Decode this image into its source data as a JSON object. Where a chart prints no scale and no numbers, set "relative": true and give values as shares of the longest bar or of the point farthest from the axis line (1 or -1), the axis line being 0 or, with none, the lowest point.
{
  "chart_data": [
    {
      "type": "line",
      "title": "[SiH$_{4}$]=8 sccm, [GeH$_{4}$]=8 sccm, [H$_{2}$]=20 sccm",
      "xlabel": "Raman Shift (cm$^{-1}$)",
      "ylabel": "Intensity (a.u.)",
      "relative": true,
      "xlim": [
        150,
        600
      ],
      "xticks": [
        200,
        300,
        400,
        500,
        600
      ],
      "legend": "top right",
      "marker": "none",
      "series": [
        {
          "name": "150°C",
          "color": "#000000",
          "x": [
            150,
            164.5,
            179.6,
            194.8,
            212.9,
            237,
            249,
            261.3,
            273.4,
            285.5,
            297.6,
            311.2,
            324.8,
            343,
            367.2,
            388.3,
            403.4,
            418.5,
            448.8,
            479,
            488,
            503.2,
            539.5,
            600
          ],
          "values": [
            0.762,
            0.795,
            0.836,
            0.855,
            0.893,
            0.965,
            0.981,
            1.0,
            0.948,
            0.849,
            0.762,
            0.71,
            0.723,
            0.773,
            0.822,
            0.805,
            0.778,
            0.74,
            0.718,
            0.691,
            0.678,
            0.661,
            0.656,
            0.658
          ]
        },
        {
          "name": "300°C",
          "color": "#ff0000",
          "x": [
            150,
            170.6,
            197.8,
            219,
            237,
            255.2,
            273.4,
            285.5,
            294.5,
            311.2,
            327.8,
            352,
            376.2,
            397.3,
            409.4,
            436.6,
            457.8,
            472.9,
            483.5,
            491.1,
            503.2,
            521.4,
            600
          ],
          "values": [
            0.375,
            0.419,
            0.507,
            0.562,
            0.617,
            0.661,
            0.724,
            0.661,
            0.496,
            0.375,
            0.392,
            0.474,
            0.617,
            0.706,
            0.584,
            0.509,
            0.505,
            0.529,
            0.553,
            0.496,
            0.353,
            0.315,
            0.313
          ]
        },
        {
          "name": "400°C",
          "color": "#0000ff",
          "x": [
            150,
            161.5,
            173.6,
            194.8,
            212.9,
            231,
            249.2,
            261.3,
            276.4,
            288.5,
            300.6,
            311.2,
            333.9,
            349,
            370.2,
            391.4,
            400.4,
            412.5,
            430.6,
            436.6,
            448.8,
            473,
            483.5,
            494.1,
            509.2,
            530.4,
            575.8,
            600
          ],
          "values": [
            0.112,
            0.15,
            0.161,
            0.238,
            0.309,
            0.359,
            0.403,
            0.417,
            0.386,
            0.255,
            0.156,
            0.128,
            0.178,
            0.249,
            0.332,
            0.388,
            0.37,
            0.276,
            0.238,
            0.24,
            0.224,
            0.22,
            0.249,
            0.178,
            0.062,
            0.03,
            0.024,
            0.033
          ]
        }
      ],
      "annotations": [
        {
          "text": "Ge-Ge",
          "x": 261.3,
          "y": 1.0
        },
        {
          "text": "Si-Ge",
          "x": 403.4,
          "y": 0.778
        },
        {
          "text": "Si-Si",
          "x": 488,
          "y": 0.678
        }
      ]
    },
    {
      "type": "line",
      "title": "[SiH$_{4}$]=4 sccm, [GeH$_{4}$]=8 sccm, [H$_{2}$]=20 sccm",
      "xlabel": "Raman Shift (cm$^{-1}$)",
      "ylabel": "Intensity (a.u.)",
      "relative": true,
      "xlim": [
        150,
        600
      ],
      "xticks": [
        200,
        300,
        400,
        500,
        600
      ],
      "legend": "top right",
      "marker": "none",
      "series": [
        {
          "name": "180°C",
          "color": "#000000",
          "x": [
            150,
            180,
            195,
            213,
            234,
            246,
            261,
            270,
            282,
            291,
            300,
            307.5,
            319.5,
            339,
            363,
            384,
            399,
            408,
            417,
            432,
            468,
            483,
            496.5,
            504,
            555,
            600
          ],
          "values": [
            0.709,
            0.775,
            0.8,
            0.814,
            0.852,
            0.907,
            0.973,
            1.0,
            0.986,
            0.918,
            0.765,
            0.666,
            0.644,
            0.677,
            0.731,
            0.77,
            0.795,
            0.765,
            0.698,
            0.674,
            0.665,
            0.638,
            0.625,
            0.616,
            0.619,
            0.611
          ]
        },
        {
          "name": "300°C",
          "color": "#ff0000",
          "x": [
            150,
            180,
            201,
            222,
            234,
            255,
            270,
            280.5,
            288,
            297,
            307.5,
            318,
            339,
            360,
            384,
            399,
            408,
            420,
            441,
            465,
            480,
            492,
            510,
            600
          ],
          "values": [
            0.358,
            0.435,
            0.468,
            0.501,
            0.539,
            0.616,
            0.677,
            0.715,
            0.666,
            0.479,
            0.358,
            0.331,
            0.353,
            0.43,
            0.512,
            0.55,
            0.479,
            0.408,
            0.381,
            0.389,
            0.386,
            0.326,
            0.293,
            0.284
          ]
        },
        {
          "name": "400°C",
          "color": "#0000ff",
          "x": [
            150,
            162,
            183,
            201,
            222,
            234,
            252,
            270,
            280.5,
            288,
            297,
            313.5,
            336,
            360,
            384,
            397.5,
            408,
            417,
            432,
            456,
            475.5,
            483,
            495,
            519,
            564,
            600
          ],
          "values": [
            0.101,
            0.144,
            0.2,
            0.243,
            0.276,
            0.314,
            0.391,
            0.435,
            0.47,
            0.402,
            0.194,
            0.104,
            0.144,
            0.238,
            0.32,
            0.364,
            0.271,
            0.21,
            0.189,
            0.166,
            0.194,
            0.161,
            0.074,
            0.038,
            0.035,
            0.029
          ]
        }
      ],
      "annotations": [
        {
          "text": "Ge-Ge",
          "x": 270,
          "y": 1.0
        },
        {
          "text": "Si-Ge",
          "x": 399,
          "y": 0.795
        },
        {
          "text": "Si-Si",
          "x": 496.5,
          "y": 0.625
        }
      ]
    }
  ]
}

#####

Exercise objective:
Write out all the records above again, exactly as they stand.

Reply:
Decode this image into its source data as a JSON object. Where a chart prints no scale and no numbers, set "relative": true and give values as shares of the longest bar or of the point farthest from the axis line (1 or -1), the axis line being 0 or, with none, the lowest point.
{
  "chart_data": [
    {
      "type": "line",
      "title": "[SiH$_{4}$]=8 sccm, [GeH$_{4}$]=8 sccm, [H$_{2}$]=20 sccm",
      "xlabel": "Raman Shift (cm$^{-1}$)",
      "ylabel": "Intensity (a.u.)",
      "relative": true,
      "xlim": [
        150,
        600
      ],
      "xticks": [
        200,
        300,
        400,
        500,
        600
      ],
      "legend": "top right",
      "marker": "none",
      "series": [
        {
          "name": "150°C",
          "color": "#000000",
          "x": [
            150,
            164.5,
            179.6,
            194.8,
            212.9,
            237,
            249,
            261.3,
            273.4,
            285.5,
            297.6,
            311.2,
            324.8,
            343,
            367.2,
            388.3,
            403.4,
            418.5,
            448.8,
            479,
            488,
            503.2,
            539.5,
            600
          ],
          "values": [
            0.762,
            0.795,
            0.836,
            0.855,
            0.893,
            0.965,
            0.981,
            1.0,
            0.948,
            0.849,
            0.762,
            0.71,
            0.723,
            0.773,
            0.822,
            0.805,
            0.778,
            0.74,
            0.718,
            0.691,
            0.678,
            0.661,
            0.656,
            0.658
          ]
        },
        {
          "name": "300°C",
          "color": "#ff0000",
          "x": [
            150,
            170.6,
            197.8,
            219,
            237,
            255.2,
            273.4,
            285.5,
            294.5,
            311.2,
            327.8,
            352,
            376.2,
            397.3,
            409.4,
            436.6,
            457.8,
            472.9,
            483.5,
            491.1,
            503.2,
            521.4,
            600
          ],
          "values": [
            0.375,
            0.419,
            0.507,
            0.562,
            0.617,
            0.661,
            0.724,
            0.661,
            0.496,
            0.375,
            0.392,
            0.474,
            0.617,
            0.706,
            0.584,
            0.509,
            0.505,
            0.529,
            0.553,
            0.496,
            0.353,
            0.315,
            0.313
          ]
        },
        {
          "name": "400°C",
          "color": "#0000ff",
          "x": [
            150,
            161.5,
            173.6,
            194.8,
            212.9,
            231,
            249.2,
            261.3,
            276.4,
            288.5,
            300.6,
            311.2,
            333.9,
            349,
            370.2,
            391.4,
            400.4,
            412.5,
            430.6,
            436.6,
            448.8,
            473,
            483.5,
            494.1,
            509.2,
            530.4,
            575.8,
            600
          ],
          "values": [
            0.112,
            0.15,
            0.161,
            0.238,
            0.309,
            0.359,
            0.403,
            0.417,
            0.386,
            0.255,
            0.156,
            0.128,
            0.178,
            0.249,
            0.332,
            0.388,
            0.37,
            0.276,
            0.238,
            0.24,
            0.224,
            0.22,
            0.249,
            0.178,
            0.062,
            0.03,
            0.024,
            0.033
          ]
        }
      ],
      "annotations": [
        {
          "text": "Ge-Ge",
          "x": 261.3,
          "y": 1.0
        },
        {
          "text": "Si-Ge",
          "x": 403.4,
          "y": 0.778
        },
        {
          "text": "Si-Si",
          "x": 488,
          "y": 0.678
        }
      ]
    },
    {
      "type": "line",
      "title": "[SiH$_{4}$]=4 sccm, [GeH$_{4}$]=8 sccm, [H$_{2}$]=20 sccm",
      "xlabel": "Raman Shift (cm$^{-1}$)",
      "ylabel": "Intensity (a.u.)",
      "relative": true,
      "xlim": [
        150,
        600
      ],
      "xticks": [
        200,
        300,
        400,
        500,
        600
      ],
      "legend": "top right",
      "marker": "none",
      "series": [
        {
          "name": "180°C",
          "color": "#000000",
          "x": [
            150,
            180,
            195,
            213,
            234,
            246,
            261,
            270,
            282,
            291,
            300,
            307.5,
            319.5,
            339,
            363,
            384,
            399,
            408,
            417,
            432,
            468,
            483,
            496.5,
            504,
            555,
            600
          ],
          "values": [
            0.709,
            0.775,
            0.8,
            0.814,
            0.852,
            0.907,
            0.973,
            1.0,
            0.986,
            0.918,
            0.765,
            0.666,
            0.644,
            0.677,
            0.731,
            0.77,
            0.795,
            0.765,
            0.698,
            0.674,
            0.665,
            0.638,
            0.625,
            0.616,
            0.619,
            0.611
          ]
        },
        {
          "name": "300°C",
          "color": "#ff0000",
          "x": [
            150,
            180,
            201,
            222,
            234,
            255,
            270,
            280.5,
            288,
            297,
            307.5,
            318,
            339,
            360,
            384,
            399,
            408,
            420,
            441,
            465,
            480,
            492,
            510,
            600
          ],
          "values": [
            0.358,
            0.435,
            0.468,
            0.501,
            0.539,
            0.616,
            0.677,
            0.715,
            0.666,
            0.479,
            0.358,
            0.331,
            0.353,
            0.43,
            0.512,
            0.55,
            0.479,
            0.408,
            0.381,
            0.389,
            0.386,
            0.326,
            0.293,
            0.284
          ]
        },
        {
          "name": "400°C",
          "color": "#0000ff",
          "x": [
            150,
            162,
            183,
            201,
            222,
            234,
            252,
            270,
            280.5,
            288,
            297,
            313.5,
            336,
            360,
            384,
            397.5,
            408,
            417,
            432,
            456,
            475.5,
            483,
            495,
            519,
            564,
            600
          ],
          "values": [
            0.101,
            0.144,
            0.2,
            0.243,
            0.276,
            0.314,
            0.391,
            0.435,
            0.47,
            0.402,
            0.194,
            0.104,
            0.144,
            0.238,
            0.32,
            0.364,
            0.271,
            0.21,
            0.189,
            0.166,
            0.194,
            0.161,
            0.074,
            0.038,
            0.035,
            0.029
          ]
        }
      ],
      "annotations": [
        {
          "text": "Ge-Ge",
          "x": 270,
          "y": 1.0
        },
        {
          "text": "Si-Ge",
          "x": 399,
          "y": 0.795
        },
        {
          "text": "Si-Si",
          "x": 496.5,
          "y": 0.625
        }
      ]
    }
  ]
}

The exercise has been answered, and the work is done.